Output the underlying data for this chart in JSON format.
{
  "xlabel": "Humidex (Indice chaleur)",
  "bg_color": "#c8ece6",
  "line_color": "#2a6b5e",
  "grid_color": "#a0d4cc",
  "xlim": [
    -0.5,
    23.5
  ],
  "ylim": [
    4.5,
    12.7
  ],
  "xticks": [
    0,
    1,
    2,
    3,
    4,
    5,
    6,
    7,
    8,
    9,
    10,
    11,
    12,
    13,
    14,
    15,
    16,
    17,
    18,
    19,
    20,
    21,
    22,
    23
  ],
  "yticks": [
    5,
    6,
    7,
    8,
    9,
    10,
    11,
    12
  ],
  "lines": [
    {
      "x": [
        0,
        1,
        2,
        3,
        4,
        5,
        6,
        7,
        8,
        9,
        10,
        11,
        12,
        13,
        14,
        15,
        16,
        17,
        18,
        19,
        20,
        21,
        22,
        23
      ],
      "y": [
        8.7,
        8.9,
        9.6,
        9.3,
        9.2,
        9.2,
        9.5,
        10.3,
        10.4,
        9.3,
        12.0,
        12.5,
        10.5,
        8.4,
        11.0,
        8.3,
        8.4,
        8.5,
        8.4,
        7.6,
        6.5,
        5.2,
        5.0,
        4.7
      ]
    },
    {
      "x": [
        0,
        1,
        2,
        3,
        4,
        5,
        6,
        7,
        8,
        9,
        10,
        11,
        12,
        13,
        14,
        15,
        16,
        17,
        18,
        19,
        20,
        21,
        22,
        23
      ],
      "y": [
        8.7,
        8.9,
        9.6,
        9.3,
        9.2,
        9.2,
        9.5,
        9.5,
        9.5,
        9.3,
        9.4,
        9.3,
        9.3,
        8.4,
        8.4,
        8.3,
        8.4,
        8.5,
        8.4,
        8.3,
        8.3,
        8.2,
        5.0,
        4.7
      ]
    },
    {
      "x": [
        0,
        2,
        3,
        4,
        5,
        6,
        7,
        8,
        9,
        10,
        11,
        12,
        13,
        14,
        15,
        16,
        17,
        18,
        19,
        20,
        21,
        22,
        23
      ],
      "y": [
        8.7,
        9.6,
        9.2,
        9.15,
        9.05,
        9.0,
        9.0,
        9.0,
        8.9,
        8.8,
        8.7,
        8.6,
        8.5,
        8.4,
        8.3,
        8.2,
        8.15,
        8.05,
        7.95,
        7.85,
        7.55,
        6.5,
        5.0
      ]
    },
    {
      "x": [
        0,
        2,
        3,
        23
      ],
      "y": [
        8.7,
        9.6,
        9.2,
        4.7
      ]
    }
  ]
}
━━━━━━
* **Short problem**
Return all the data exactly as given.

* **Exercise answer**
Output the underlying data for this chart in JSON format.
{
  "xlabel": "Humidex (Indice chaleur)",
  "bg_color": "#c8ece6",
  "line_color": "#2a6b5e",
  "grid_color": "#a0d4cc",
  "xlim": [
    -0.5,
    23.5
  ],
  "ylim": [
    4.5,
    12.7
  ],
  "xticks": [
    0,
    1,
    2,
    3,
    4,
    5,
    6,
    7,
    8,
    9,
    10,
    11,
    12,
    13,
    14,
    15,
    16,
    17,
    18,
    19,
    20,
    21,
    22,
    23
  ],
  "yticks": [
    5,
    6,
    7,
    8,
    9,
    10,
    11,
    12
  ],
  "lines": [
    {
      "x": [
        0,
        1,
        2,
        3,
        4,
        5,
        6,
        7,
        8,
        9,
        10,
        11,
        12,
        13,
        14,
        15,
        16,
        17,
        18,
        19,
        20,
        21,
        22,
        23
      ],
      "y": [
        8.7,
        8.9,
        9.6,
        9.3,
        9.2,
        9.2,
        9.5,
        10.3,
        10.4,
        9.3,
        12.0,
        12.5,
        10.5,
        8.4,
        11.0,
        8.3,
        8.4,
        8.5,
        8.4,
        7.6,
        6.5,
        5.2,
        5.0,
        4.7
      ]
    },
    {
      "x": [
        0,
        1,
        2,
        3,
        4,
        5,
        6,
        7,
        8,
        9,
        10,
        11,
        12,
        13,
        14,
        15,
        16,
        17,
        18,
        19,
        20,
        21,
        22,
        23
      ],
      "y": [
        8.7,
        8.9,
        9.6,
        9.3,
        9.2,
        9.2,
        9.5,
        9.5,
        9.5,
        9.3,
        9.4,
        9.3,
        9.3,
        8.4,
        8.4,
        8.3,
        8.4,
        8.5,
        8.4,
        8.3,
        8.3,
        8.2,
        5.0,
        4.7
      ]
    },
    {
      "x": [
        0,
        2,
        3,
        4,
        5,
        6,
        7,
        8,
        9,
        10,
        11,
        12,
        13,
        14,
        15,
        16,
        17,
        18,
        19,
        20,
        21,
        22,
        23
      ],
      "y": [
        8.7,
        9.6,
        9.2,
        9.15,
        9.05,
        9.0,
        9.0,
        9.0,
        8.9,
        8.8,
        8.7,
        8.6,
        8.5,
        8.4,
        8.3,
        8.2,
        8.15,
        8.05,
        7.95,
        7.85,
        7.55,
        6.5,
        5.0
      ]
    },
    {
      "x": [
        0,
        2,
        3,
        23
      ],
      "y": [
        8.7,
        9.6,
        9.2,
        4.7
      ]
    }
  ]
}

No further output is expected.